▸ Given task
Locate the line containing "Extract the chart's" in the data below. Reproduce it and every following line up to the end, exactly as given.

▸ Given records
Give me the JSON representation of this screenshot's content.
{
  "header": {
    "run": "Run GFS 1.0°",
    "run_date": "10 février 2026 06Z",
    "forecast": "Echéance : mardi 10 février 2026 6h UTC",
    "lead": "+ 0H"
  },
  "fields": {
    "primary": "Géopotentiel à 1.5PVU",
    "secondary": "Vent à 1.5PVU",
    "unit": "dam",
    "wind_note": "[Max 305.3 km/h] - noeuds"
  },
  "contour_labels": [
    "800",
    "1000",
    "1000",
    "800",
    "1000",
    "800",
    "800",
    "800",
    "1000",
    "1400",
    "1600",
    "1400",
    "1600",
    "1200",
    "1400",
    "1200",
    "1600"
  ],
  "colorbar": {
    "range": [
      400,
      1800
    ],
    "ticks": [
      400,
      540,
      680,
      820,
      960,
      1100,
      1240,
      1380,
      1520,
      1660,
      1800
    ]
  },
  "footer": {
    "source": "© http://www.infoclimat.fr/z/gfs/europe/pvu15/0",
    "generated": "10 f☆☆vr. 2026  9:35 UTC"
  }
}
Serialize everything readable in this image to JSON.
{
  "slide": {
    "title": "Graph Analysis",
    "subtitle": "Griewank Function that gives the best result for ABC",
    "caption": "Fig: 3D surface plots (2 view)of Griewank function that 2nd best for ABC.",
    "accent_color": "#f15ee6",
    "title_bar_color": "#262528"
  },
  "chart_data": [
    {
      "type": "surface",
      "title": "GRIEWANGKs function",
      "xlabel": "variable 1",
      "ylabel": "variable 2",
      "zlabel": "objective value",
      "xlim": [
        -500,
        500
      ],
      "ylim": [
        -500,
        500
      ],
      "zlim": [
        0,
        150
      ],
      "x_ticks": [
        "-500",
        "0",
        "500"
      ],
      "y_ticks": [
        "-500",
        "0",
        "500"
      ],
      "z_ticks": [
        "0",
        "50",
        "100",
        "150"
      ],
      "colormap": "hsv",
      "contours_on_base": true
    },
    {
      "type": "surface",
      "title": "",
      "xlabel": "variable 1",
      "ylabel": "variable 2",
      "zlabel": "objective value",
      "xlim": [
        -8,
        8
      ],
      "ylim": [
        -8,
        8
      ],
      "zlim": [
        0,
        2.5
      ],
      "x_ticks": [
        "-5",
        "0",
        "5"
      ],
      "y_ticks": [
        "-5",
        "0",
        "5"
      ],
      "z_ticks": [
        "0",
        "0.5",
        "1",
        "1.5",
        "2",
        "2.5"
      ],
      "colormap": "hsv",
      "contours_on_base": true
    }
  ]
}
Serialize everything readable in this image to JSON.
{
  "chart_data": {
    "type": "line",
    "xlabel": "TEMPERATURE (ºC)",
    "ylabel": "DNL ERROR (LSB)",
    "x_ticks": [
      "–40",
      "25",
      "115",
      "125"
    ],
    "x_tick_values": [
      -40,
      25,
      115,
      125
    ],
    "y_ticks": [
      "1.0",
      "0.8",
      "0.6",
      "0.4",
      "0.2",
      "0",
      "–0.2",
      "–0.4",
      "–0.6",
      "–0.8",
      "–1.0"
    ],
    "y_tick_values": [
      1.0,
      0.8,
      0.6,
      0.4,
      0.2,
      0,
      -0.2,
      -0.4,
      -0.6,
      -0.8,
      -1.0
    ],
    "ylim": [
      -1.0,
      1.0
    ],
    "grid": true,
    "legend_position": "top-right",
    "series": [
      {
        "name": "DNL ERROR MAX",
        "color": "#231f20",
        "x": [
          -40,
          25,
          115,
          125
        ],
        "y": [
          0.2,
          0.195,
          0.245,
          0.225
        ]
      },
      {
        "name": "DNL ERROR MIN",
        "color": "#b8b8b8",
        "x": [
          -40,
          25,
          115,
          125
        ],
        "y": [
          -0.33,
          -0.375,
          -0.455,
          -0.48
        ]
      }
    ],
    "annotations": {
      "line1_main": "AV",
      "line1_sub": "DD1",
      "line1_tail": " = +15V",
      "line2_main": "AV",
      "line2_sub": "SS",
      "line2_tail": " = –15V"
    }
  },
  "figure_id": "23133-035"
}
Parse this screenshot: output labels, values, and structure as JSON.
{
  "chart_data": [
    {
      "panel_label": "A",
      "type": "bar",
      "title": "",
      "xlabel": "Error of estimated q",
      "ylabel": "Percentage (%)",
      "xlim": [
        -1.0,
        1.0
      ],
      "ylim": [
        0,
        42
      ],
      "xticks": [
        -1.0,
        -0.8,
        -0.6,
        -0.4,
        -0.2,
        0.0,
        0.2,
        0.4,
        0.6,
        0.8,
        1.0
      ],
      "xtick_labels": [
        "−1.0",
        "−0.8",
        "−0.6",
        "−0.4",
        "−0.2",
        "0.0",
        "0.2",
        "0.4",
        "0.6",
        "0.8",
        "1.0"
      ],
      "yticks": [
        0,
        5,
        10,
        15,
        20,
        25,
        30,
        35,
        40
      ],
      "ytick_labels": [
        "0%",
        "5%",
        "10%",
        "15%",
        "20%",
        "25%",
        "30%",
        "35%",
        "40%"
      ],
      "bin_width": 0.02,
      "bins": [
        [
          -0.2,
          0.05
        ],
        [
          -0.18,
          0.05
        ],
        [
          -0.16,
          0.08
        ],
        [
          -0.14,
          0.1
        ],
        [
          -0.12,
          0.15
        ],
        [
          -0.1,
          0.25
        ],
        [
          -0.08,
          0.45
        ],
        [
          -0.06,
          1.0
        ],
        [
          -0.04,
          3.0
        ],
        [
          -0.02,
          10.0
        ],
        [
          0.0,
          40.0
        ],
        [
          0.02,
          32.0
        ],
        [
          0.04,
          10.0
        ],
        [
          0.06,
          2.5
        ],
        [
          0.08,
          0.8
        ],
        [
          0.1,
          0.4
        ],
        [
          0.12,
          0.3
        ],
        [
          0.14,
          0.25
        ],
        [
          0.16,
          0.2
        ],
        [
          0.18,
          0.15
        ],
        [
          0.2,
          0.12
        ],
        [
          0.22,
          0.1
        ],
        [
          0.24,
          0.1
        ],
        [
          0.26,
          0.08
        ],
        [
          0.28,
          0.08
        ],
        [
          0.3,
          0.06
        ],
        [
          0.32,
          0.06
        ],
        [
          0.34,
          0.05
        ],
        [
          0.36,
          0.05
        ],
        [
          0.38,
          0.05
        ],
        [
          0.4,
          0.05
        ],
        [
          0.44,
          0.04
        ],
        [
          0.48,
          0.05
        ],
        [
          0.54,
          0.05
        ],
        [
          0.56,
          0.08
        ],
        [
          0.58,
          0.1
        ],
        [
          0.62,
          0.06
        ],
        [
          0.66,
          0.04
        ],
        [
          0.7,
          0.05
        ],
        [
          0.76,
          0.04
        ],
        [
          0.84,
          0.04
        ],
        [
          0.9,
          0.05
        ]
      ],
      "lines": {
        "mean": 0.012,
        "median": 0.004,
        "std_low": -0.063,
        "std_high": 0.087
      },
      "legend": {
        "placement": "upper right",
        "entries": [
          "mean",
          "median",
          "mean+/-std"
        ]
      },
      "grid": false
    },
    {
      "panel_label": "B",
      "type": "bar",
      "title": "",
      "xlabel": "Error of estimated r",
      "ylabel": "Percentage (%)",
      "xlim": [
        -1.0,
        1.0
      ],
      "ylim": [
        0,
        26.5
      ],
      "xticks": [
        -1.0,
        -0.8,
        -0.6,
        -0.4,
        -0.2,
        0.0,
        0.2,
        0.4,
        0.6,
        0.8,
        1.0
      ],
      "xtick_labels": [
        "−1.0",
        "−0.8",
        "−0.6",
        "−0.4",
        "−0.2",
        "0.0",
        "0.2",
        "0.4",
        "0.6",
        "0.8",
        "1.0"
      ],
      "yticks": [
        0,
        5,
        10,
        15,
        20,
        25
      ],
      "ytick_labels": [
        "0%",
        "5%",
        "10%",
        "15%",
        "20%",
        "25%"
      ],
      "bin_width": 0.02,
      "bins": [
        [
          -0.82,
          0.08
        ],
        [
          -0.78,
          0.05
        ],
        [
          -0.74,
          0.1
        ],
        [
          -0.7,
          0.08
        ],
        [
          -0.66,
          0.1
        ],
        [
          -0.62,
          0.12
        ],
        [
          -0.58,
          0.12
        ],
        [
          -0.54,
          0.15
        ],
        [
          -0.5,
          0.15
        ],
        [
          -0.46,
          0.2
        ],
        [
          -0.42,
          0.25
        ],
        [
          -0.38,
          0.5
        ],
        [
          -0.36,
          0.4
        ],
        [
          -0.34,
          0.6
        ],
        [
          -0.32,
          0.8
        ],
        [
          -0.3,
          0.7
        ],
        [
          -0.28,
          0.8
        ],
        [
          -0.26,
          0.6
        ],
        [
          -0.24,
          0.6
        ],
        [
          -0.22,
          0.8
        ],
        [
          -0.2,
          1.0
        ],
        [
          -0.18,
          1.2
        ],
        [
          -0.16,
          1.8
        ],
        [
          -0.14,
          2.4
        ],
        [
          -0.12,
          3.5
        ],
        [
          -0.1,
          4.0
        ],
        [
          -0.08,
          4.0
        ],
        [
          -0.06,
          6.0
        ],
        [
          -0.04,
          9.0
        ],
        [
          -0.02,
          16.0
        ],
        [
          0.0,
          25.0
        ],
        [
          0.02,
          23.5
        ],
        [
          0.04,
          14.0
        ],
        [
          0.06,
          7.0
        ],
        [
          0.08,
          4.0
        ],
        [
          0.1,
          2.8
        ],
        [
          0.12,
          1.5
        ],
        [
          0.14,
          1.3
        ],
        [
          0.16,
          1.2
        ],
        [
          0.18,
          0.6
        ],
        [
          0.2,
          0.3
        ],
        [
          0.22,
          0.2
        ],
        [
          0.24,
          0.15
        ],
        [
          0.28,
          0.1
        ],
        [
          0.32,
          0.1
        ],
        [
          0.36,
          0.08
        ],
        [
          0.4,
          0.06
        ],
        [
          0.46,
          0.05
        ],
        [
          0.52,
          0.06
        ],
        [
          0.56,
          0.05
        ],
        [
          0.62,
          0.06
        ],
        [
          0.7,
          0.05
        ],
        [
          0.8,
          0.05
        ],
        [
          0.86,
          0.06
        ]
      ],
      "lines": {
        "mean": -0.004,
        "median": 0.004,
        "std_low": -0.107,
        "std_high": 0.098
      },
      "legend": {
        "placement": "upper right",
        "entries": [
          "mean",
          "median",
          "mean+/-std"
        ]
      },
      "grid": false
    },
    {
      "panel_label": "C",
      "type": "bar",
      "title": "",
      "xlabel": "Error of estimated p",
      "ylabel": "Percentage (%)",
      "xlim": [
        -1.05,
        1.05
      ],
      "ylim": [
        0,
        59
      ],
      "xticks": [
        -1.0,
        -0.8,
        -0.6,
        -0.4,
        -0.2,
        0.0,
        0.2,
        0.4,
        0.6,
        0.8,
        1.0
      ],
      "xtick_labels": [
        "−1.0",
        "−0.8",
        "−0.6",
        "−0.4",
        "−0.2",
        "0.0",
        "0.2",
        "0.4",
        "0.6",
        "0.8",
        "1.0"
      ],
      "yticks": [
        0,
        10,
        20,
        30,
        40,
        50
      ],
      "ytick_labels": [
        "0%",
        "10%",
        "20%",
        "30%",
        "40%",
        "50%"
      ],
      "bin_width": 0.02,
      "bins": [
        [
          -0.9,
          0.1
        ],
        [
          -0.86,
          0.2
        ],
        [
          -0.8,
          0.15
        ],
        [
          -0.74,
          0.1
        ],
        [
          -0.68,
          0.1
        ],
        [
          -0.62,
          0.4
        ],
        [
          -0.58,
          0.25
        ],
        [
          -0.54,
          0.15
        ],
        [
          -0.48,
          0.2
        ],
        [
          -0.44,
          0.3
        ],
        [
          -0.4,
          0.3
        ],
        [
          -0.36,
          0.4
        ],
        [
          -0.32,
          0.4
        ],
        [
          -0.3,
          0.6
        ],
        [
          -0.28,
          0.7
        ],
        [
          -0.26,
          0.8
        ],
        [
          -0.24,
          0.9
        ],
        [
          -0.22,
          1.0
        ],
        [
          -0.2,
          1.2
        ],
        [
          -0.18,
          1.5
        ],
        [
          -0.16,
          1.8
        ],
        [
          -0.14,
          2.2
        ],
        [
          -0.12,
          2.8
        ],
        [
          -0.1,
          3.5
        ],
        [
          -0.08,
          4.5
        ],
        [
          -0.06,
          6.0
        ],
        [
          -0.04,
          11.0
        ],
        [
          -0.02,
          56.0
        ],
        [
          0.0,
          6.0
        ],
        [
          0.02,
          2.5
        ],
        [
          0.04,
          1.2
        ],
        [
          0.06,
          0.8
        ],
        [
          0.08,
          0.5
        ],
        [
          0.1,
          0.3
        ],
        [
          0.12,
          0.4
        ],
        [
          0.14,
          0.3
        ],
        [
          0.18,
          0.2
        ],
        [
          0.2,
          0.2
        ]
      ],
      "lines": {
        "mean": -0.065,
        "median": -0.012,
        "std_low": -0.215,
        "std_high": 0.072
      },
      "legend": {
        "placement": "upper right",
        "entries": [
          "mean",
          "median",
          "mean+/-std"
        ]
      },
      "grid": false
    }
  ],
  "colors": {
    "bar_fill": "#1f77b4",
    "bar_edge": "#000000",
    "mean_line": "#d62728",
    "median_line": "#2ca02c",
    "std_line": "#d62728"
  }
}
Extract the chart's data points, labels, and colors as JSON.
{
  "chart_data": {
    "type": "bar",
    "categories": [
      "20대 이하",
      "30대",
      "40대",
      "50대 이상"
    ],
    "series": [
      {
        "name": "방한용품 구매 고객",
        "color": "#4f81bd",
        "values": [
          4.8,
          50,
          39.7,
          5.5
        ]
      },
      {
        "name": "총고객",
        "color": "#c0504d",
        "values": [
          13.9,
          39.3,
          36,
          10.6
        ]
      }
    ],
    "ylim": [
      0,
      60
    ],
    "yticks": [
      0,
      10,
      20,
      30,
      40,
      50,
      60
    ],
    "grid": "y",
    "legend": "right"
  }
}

▸ Solution to this problem
Extract the chart's data points, labels, and colors as JSON.
{
  "chart_data": {
    "type": "bar",
    "categories": [
      "20대 이하",
      "30대",
      "40대",
      "50대 이상"
    ],
    "series": [
      {
        "name": "방한용품 구매 고객",
        "color": "#4f81bd",
        "values": [
          4.8,
          50,
          39.7,
          5.5
        ]
      },
      {
        "name": "총고객",
        "color": "#c0504d",
        "values": [
          13.9,
          39.3,
          36,
          10.6
        ]
      }
    ],
    "ylim": [
      0,
      60
    ],
    "yticks": [
      0,
      10,
      20,
      30,
      40,
      50,
      60
    ],
    "grid": "y",
    "legend": "right"
  }
}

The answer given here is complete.